'''

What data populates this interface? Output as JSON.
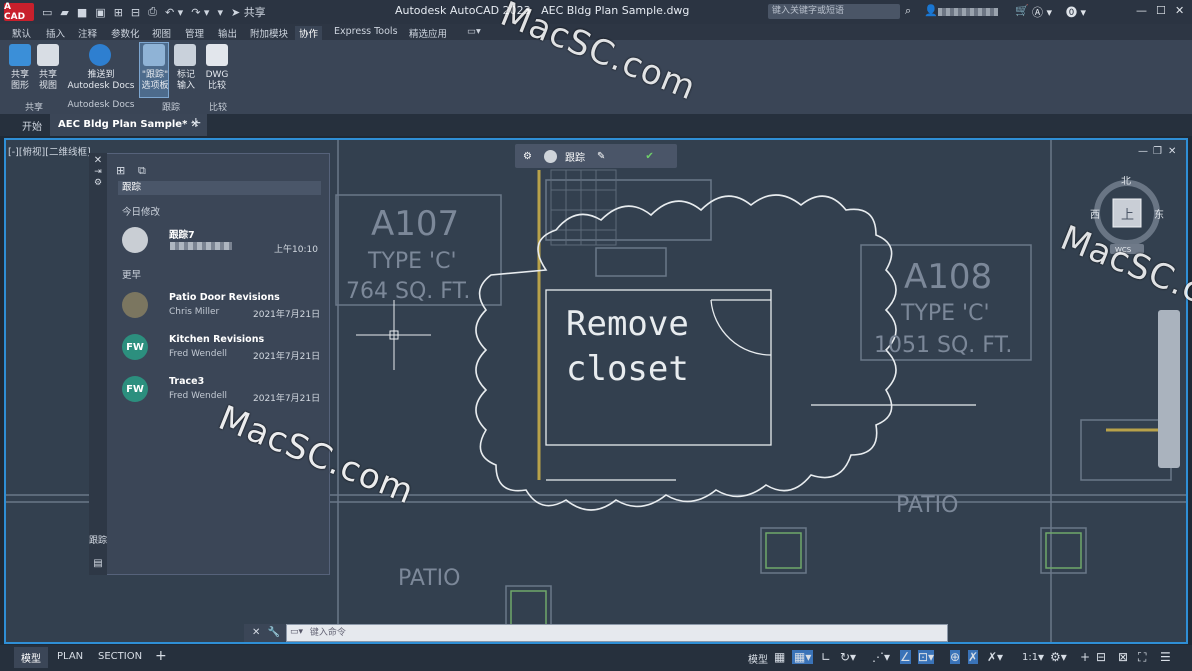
{
  "titlebar": {
    "logo": "A CAD",
    "share_label": "共享",
    "title": "Autodesk AutoCAD 2023",
    "filename": "AEC Bldg Plan Sample.dwg",
    "search_placeholder": "键入关键字或短语"
  },
  "menu": {
    "items": [
      {
        "label": "默认"
      },
      {
        "label": "插入"
      },
      {
        "label": "注释"
      },
      {
        "label": "参数化"
      },
      {
        "label": "视图"
      },
      {
        "label": "管理"
      },
      {
        "label": "输出"
      },
      {
        "label": "附加模块"
      },
      {
        "label": "协作"
      },
      {
        "label": "Express Tools"
      },
      {
        "label": "精选应用"
      }
    ]
  },
  "ribbon": {
    "share_drawing": "共享\n图形",
    "share_view": "共享\n视图",
    "push_docs_1": "推送到",
    "push_docs_2": "Autodesk Docs",
    "trace_palette": "\"跟踪\"\n选项板",
    "markup_import": "标记\n输入",
    "dwg_compare": "DWG\n比较",
    "group_share": "共享",
    "group_docs": "Autodesk Docs",
    "group_trace": "跟踪",
    "group_compare": "比较"
  },
  "tabs": {
    "start": "开始",
    "drawing": "AEC Bldg Plan Sample*"
  },
  "viewport": {
    "label": "[-][俯视][二维线框]"
  },
  "trace_toolbar": {
    "label": "跟踪"
  },
  "palette": {
    "header": "跟踪",
    "today_heading": "今日修改",
    "earlier_heading": "更早",
    "entries_today": [
      {
        "title": "跟踪7",
        "time": "上午10:10"
      }
    ],
    "entries_earlier": [
      {
        "title": "Patio Door Revisions",
        "author": "Chris Miller",
        "date": "2021年7月21日",
        "initials": ""
      },
      {
        "title": "Kitchen Revisions",
        "author": "Fred Wendell",
        "date": "2021年7月21日",
        "initials": "FW"
      },
      {
        "title": "Trace3",
        "author": "Fred Wendell",
        "date": "2021年7月21日",
        "initials": "FW"
      }
    ]
  },
  "drawing": {
    "room1_id": "A107",
    "room1_type": "TYPE 'C'",
    "room1_area": "764 SQ. FT.",
    "room2_id": "A108",
    "room2_type": "TYPE 'C'",
    "room2_area": "1051 SQ. FT.",
    "markup_line1": "Remove",
    "markup_line2": "closet",
    "patio1": "PATIO",
    "patio2": "PATIO"
  },
  "viewcube": {
    "north": "北",
    "east": "东",
    "top": "上",
    "west": "西",
    "wcs": "WCS"
  },
  "cmdline": {
    "placeholder": "键入命令"
  },
  "statusbar": {
    "tab_model": "模型",
    "tab_plan": "PLAN",
    "tab_section": "SECTION",
    "model_label": "模型",
    "scale": "1:1"
  },
  "watermark": "MacSC.com",
  "colors": {
    "accent": "#2f8fd6",
    "markup": "#e8ecef",
    "yellow_line": "#b8a24a",
    "green_line": "#6fa86a"
  }
}
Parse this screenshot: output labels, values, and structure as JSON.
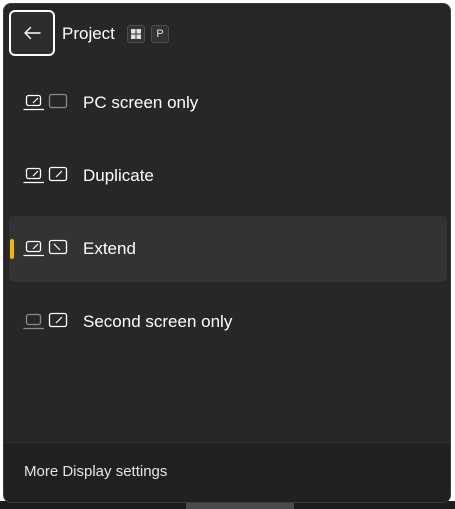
{
  "header": {
    "title": "Project",
    "shortcut_key": "P",
    "back_icon": "arrow-left-icon",
    "windows_icon": "windows-logo-icon"
  },
  "options": [
    {
      "label": "PC screen only",
      "icon": "pc-screen-only-icon",
      "selected": false
    },
    {
      "label": "Duplicate",
      "icon": "duplicate-icon",
      "selected": false
    },
    {
      "label": "Extend",
      "icon": "extend-icon",
      "selected": true
    },
    {
      "label": "Second screen only",
      "icon": "second-screen-only-icon",
      "selected": false
    }
  ],
  "footer": {
    "link": "More Display settings"
  },
  "colors": {
    "panel_bg": "#272727",
    "footer_bg": "#202020",
    "selected_bg": "#333333",
    "accent": "#f4b400",
    "text": "#ffffff"
  }
}
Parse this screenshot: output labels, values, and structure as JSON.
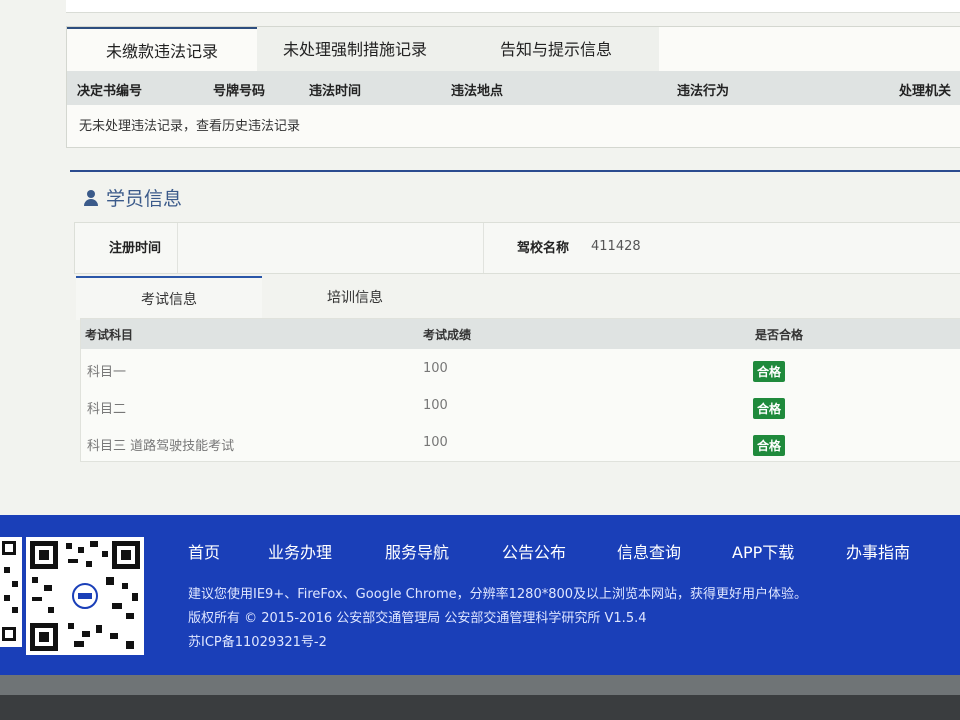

'''

Task goal:
From the data above, write out everything exactly except the pictures.

Right answer:
What data populates this interface? Output as JSON.
{
  "titlebar": {
    "logo": "A CAD",
    "share_label": "共享",
    "title": "Autodesk AutoCAD 2023",
    "filename": "AEC Bldg Plan Sample.dwg",
    "search_placeholder": "键入关键字或短语"
  },
  "menu": {
    "items": [
      {
        "label": "默认"
      },
      {
        "label": "插入"
      },
      {
        "label": "注释"
      },
      {
        "label": "参数化"
      },
      {
        "label": "视图"
      },
      {
        "label": "管理"
      },
      {
        "label": "输出"
      },
      {
        "label": "附加模块"
      },
      {
        "label": "协作"
      },
      {
        "label": "Express Tools"
      },
      {
        "label": "精选应用"
      }
    ]
  },
  "ribbon": {
    "share_drawing": "共享\n图形",
    "share_view": "共享\n视图",
    "push_docs_1": "推送到",
    "push_docs_2": "Autodesk Docs",
    "trace_palette": "\"跟踪\"\n选项板",
    "markup_import": "标记\n输入",
    "dwg_compare": "DWG\n比较",
    "group_share": "共享",
    "group_docs": "Autodesk Docs",
    "group_trace": "跟踪",
    "group_compare": "比较"
  },
  "tabs": {
    "start": "开始",
    "drawing": "AEC Bldg Plan Sample*"
  },
  "viewport": {
    "label": "[-][俯视][二维线框]"
  },
  "trace_toolbar": {
    "label": "跟踪"
  },
  "palette": {
    "header": "跟踪",
    "today_heading": "今日修改",
    "earlier_heading": "更早",
    "entries_today": [
      {
        "title": "跟踪7",
        "time": "上午10:10"
      }
    ],
    "entries_earlier": [
      {
        "title": "Patio Door Revisions",
        "author": "Chris Miller",
        "date": "2021年7月21日",
        "initials": ""
      },
      {
        "title": "Kitchen Revisions",
        "author": "Fred Wendell",
        "date": "2021年7月21日",
        "initials": "FW"
      },
      {
        "title": "Trace3",
        "author": "Fred Wendell",
        "date": "2021年7月21日",
        "initials": "FW"
      }
    ]
  },
  "drawing": {
    "room1_id": "A107",
    "room1_type": "TYPE 'C'",
    "room1_area": "764 SQ. FT.",
    "room2_id": "A108",
    "room2_type": "TYPE 'C'",
    "room2_area": "1051 SQ. FT.",
    "markup_line1": "Remove",
    "markup_line2": "closet",
    "patio1": "PATIO",
    "patio2": "PATIO"
  },
  "viewcube": {
    "north": "北",
    "east": "东",
    "top": "上",
    "west": "西",
    "wcs": "WCS"
  },
  "cmdline": {
    "placeholder": "键入命令"
  },
  "statusbar": {
    "tab_model": "模型",
    "tab_plan": "PLAN",
    "tab_section": "SECTION",
    "model_label": "模型",
    "scale": "1:1"
  },
  "watermark": "MacSC.com",
  "colors": {
    "accent": "#2f8fd6",
    "markup": "#e8ecef",
    "yellow_line": "#b8a24a",
    "green_line": "#6fa86a"
  }
}
Parse this screenshot: output labels, values, and structure as JSON.
{
  "header": {
    "title": "Project",
    "shortcut_key": "P",
    "back_icon": "arrow-left-icon",
    "windows_icon": "windows-logo-icon"
  },
  "options": [
    {
      "label": "PC screen only",
      "icon": "pc-screen-only-icon",
      "selected": false
    },
    {
      "label": "Duplicate",
      "icon": "duplicate-icon",
      "selected": false
    },
    {
      "label": "Extend",
      "icon": "extend-icon",
      "selected": true
    },
    {
      "label": "Second screen only",
      "icon": "second-screen-only-icon",
      "selected": false
    }
  ],
  "footer": {
    "link": "More Display settings"
  },
  "colors": {
    "panel_bg": "#272727",
    "footer_bg": "#202020",
    "selected_bg": "#333333",
    "accent": "#f4b400",
    "text": "#ffffff"
  }
}
Parse this screenshot: output labels, values, and structure as JSON.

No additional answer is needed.